WHAT THE EXERCISE ASKS
Which lines of the records contain "this"? Collect every one of them.

## BEGIN RECORD SET

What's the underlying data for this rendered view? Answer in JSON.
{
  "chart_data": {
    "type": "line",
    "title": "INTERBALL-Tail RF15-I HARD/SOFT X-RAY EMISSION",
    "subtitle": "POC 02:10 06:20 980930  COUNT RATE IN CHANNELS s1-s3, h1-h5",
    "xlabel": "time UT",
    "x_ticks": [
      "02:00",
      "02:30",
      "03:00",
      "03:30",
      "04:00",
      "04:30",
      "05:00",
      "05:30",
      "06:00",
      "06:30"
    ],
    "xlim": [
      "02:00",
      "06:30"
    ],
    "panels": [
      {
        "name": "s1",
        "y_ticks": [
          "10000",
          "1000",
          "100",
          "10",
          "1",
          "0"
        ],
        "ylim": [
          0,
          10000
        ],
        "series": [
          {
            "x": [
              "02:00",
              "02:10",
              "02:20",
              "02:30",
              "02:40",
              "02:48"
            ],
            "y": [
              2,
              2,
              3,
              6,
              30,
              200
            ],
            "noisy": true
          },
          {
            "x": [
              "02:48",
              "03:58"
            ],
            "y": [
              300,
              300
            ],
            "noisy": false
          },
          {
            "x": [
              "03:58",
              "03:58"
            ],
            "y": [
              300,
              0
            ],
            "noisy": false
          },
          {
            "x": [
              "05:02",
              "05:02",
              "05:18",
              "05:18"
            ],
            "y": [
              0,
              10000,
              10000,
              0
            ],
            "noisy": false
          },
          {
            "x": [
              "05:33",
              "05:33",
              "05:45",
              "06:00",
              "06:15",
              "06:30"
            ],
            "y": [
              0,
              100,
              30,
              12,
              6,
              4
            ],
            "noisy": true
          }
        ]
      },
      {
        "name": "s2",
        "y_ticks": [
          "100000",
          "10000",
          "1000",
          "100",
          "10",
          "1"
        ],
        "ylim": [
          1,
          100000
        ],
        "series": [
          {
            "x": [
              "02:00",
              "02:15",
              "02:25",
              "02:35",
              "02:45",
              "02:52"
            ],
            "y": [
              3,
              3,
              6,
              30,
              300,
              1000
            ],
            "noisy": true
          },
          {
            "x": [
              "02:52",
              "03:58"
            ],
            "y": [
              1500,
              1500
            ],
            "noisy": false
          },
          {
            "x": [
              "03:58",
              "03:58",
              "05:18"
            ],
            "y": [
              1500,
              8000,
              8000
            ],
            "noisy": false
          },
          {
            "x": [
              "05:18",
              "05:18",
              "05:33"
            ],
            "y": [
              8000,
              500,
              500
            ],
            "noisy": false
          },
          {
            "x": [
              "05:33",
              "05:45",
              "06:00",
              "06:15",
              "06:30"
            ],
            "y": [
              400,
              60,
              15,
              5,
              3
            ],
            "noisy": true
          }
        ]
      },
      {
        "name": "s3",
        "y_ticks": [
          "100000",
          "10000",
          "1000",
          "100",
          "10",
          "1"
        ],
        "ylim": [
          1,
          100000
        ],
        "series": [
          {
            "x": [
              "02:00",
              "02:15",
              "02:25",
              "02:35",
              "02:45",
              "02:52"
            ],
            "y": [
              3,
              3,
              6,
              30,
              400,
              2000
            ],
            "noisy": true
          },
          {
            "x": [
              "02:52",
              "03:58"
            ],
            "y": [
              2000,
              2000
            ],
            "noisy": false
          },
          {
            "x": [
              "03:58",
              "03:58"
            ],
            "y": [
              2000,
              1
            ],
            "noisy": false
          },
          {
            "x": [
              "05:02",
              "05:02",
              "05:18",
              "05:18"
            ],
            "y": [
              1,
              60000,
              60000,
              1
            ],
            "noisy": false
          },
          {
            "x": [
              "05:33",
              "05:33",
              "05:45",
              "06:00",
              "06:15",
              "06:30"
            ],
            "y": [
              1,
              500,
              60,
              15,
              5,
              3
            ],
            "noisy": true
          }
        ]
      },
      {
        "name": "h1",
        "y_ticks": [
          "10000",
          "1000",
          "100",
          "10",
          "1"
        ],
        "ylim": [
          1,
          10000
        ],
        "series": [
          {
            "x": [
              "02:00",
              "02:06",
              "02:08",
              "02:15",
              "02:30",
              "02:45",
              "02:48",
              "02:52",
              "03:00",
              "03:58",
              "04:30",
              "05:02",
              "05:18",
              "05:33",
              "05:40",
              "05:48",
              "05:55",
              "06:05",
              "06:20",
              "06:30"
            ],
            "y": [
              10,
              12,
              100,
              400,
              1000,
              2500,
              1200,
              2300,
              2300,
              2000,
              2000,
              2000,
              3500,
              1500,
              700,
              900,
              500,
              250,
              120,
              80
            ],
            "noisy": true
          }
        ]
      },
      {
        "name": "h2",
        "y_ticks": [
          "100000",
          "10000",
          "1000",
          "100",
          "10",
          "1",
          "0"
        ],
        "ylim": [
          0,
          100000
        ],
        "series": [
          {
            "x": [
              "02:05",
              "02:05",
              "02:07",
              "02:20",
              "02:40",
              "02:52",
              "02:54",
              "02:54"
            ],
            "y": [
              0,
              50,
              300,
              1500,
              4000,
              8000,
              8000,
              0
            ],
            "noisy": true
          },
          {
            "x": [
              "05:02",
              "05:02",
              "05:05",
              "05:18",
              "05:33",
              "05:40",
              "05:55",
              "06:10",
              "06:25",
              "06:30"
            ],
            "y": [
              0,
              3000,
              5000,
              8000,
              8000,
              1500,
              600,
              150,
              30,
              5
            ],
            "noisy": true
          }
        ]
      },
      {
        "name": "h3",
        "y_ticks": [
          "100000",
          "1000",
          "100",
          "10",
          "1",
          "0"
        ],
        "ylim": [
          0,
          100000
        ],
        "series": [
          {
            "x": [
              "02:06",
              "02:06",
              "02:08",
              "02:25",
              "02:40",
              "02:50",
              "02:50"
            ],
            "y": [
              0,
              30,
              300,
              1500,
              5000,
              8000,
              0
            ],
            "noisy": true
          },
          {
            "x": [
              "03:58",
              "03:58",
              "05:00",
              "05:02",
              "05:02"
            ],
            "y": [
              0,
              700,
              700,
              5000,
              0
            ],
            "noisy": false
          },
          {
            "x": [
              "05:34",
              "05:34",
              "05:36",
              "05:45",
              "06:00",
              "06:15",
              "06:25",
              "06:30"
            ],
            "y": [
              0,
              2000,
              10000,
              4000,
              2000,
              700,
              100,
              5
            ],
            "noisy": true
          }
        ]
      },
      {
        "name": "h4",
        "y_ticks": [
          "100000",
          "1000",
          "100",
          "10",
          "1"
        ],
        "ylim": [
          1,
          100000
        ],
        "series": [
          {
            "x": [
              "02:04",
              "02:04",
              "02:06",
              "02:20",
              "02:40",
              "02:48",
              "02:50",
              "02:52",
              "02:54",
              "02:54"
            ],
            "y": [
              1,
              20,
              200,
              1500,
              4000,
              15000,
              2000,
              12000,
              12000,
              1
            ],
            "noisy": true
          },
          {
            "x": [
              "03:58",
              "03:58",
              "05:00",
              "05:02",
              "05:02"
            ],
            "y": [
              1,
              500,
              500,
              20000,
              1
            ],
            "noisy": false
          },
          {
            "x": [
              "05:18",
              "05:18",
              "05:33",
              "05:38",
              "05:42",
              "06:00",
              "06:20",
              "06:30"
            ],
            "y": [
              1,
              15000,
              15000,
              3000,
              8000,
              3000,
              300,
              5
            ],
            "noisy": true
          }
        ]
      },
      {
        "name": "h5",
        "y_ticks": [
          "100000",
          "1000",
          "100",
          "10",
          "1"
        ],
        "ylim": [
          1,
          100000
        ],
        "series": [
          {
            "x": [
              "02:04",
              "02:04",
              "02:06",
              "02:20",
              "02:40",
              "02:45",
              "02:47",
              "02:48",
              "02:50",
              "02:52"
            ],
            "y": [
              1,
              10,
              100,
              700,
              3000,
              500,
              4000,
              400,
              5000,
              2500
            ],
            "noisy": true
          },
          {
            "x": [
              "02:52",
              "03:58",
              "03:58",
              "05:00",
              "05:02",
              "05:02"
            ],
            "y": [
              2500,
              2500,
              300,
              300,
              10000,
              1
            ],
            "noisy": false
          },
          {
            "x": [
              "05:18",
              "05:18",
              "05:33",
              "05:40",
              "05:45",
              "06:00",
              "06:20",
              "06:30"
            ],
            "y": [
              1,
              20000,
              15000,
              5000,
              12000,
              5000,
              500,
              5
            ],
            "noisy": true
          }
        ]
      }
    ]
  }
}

## END RECORD SET
## BEGIN RECORD SET

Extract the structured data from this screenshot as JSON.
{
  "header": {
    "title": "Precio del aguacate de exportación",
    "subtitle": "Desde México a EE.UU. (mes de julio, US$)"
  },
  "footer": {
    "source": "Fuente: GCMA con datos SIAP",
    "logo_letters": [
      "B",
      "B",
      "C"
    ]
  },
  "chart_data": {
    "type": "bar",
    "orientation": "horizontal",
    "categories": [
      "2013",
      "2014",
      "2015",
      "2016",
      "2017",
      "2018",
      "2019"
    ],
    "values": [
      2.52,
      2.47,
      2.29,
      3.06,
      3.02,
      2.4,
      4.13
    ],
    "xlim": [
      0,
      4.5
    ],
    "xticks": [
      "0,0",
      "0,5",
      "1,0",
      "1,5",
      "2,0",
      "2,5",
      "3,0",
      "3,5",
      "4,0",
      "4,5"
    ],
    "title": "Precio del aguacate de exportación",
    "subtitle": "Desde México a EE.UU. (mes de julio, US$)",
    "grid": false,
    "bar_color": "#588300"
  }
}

## END RECORD SET

SOLUTION TO THE PROBLEM
What's the underlying data for this rendered view? Answer in JSON.
Extract the structured data from this screenshot as JSON.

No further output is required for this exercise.